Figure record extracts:
** Start **
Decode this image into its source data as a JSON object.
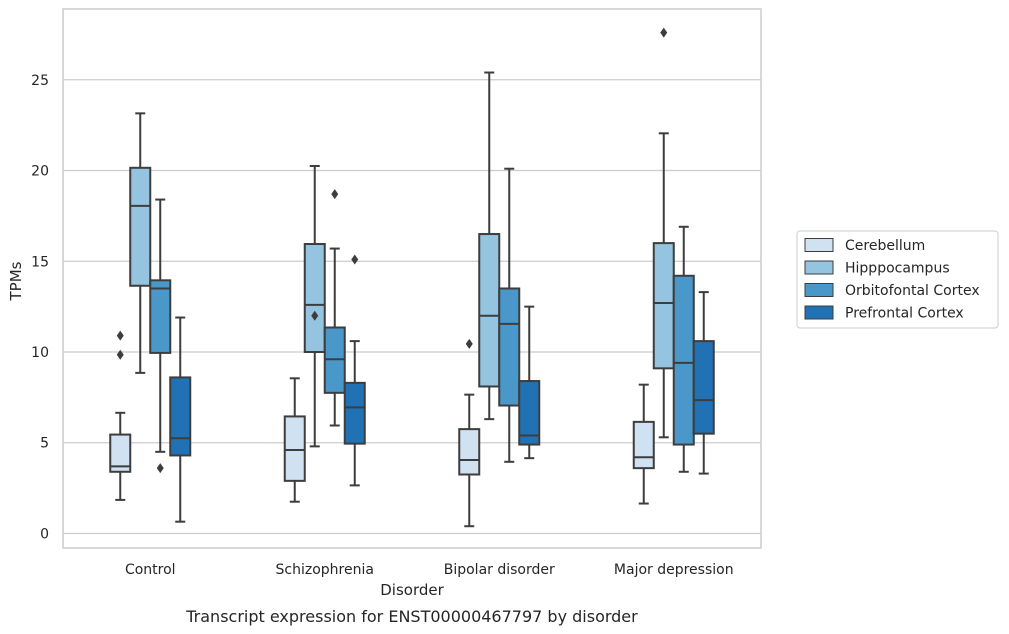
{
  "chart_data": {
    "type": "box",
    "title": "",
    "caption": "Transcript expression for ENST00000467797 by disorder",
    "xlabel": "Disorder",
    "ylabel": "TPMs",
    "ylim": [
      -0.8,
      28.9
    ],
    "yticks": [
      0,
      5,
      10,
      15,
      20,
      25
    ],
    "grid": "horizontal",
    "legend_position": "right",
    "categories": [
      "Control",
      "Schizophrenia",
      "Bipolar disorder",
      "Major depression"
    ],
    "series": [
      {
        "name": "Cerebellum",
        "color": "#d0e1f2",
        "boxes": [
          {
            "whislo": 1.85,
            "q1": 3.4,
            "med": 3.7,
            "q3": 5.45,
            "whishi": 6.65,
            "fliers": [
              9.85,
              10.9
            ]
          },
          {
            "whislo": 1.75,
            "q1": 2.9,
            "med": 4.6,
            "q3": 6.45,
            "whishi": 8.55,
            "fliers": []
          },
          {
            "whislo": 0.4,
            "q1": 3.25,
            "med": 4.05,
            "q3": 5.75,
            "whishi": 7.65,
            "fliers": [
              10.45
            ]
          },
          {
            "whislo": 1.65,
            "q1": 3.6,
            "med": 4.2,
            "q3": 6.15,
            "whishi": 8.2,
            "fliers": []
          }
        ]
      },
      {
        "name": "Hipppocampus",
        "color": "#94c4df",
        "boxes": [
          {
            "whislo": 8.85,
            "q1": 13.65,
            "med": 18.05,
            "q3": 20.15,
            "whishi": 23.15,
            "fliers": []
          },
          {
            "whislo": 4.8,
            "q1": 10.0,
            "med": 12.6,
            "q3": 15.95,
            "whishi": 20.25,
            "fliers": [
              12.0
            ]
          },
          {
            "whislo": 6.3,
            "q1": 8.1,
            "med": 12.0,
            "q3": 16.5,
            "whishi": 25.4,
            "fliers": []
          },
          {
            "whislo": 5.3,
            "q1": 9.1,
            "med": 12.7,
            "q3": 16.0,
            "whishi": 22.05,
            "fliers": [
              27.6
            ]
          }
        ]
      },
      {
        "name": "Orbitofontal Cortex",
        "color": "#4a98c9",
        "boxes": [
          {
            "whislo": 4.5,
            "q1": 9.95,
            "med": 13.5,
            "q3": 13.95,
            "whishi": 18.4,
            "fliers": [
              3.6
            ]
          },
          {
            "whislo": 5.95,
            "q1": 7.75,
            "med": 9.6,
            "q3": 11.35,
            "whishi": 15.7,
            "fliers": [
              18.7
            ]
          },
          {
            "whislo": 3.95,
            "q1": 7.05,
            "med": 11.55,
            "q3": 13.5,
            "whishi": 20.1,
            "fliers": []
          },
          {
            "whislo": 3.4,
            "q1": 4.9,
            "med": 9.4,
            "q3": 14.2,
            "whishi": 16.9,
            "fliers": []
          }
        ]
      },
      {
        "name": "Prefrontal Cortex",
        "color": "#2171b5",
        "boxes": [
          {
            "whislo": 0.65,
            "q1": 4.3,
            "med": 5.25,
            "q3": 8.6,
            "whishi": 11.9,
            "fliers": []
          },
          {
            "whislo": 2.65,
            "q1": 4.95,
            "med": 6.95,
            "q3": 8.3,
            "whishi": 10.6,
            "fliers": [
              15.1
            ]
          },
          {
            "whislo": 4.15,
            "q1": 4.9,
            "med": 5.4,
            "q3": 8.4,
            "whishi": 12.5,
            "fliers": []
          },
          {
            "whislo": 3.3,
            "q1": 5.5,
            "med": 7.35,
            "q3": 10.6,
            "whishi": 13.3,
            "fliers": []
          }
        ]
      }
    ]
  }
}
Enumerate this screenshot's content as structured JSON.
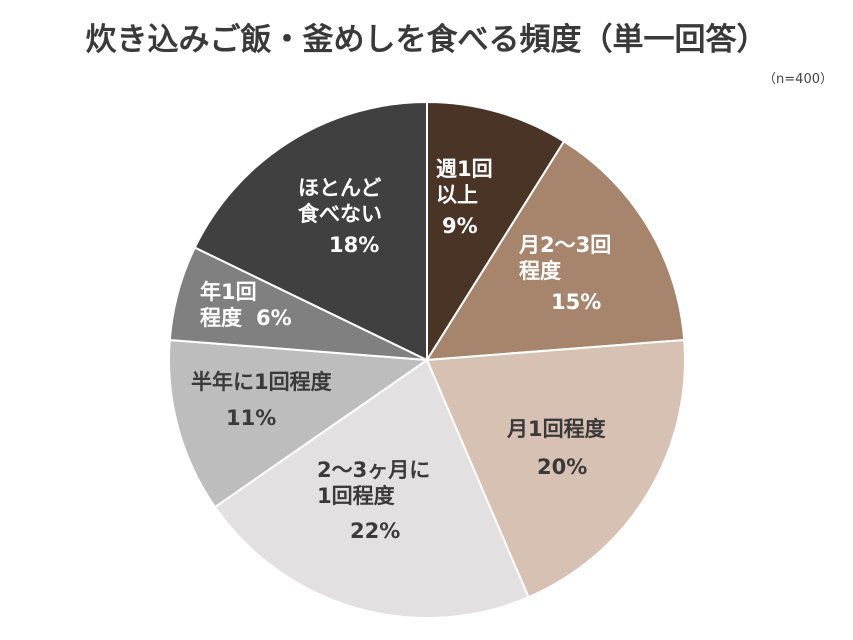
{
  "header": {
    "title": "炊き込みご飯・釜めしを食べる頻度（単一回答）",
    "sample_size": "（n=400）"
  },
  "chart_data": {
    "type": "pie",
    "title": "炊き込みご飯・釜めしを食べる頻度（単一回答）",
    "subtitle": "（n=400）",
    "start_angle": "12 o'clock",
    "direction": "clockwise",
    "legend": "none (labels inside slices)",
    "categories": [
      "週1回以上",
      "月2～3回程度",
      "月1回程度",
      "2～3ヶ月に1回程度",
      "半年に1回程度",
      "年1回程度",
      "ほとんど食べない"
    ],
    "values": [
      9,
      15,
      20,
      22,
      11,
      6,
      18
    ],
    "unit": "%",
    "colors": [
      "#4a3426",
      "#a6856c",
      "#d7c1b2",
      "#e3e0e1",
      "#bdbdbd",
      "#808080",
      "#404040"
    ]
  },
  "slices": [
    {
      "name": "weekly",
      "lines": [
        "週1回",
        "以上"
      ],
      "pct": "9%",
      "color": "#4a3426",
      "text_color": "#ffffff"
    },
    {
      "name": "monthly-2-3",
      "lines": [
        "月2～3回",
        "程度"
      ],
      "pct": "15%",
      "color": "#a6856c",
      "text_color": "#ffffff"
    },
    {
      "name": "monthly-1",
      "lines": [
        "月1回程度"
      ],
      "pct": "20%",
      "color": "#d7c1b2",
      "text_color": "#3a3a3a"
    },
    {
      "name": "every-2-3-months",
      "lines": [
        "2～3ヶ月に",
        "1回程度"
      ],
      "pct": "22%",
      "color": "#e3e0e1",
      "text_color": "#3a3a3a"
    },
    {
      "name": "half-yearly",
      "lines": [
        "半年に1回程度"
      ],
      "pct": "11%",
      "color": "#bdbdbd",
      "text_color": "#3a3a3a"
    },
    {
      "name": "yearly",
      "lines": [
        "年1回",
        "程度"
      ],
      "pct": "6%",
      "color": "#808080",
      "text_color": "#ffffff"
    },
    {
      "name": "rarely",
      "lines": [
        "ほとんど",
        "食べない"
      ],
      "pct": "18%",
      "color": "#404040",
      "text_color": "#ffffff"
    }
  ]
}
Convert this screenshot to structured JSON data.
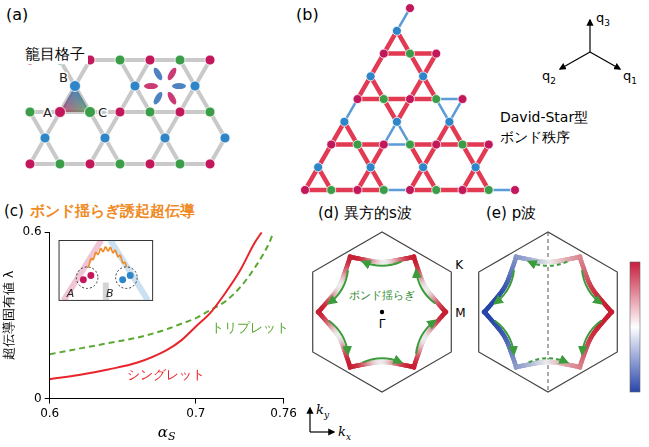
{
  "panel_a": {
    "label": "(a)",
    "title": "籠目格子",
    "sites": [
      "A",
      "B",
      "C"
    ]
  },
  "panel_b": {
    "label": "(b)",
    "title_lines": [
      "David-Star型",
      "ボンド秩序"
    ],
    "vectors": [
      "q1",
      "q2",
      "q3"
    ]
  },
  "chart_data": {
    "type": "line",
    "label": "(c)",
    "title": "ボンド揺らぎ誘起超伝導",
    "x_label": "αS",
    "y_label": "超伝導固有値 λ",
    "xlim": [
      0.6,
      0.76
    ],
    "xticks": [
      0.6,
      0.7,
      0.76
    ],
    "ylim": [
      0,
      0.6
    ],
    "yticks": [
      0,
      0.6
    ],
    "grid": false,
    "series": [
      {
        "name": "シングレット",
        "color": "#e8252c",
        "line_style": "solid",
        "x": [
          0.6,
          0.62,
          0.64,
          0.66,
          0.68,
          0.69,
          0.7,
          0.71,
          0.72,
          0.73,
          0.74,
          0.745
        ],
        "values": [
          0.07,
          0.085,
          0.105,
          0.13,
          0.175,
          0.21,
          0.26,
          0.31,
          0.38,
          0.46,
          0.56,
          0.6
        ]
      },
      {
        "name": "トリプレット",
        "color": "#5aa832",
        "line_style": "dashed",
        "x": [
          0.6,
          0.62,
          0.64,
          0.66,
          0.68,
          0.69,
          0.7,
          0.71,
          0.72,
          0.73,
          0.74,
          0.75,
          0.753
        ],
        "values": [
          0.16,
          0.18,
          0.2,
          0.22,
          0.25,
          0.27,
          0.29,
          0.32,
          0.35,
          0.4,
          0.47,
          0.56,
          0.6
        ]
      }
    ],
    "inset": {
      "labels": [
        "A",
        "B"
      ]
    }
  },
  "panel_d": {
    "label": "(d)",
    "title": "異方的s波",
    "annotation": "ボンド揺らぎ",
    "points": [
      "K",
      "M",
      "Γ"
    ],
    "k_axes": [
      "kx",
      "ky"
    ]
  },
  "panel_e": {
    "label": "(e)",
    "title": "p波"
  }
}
** End **
**TASK GOAL**
Find each line holding "this". Copy it out.

**FINISHED ANSWER**
Decode this image into its source data as a JSON object.
Enumerate this screenshot's content as structured JSON.
Convert this screenshot to structured JSON data.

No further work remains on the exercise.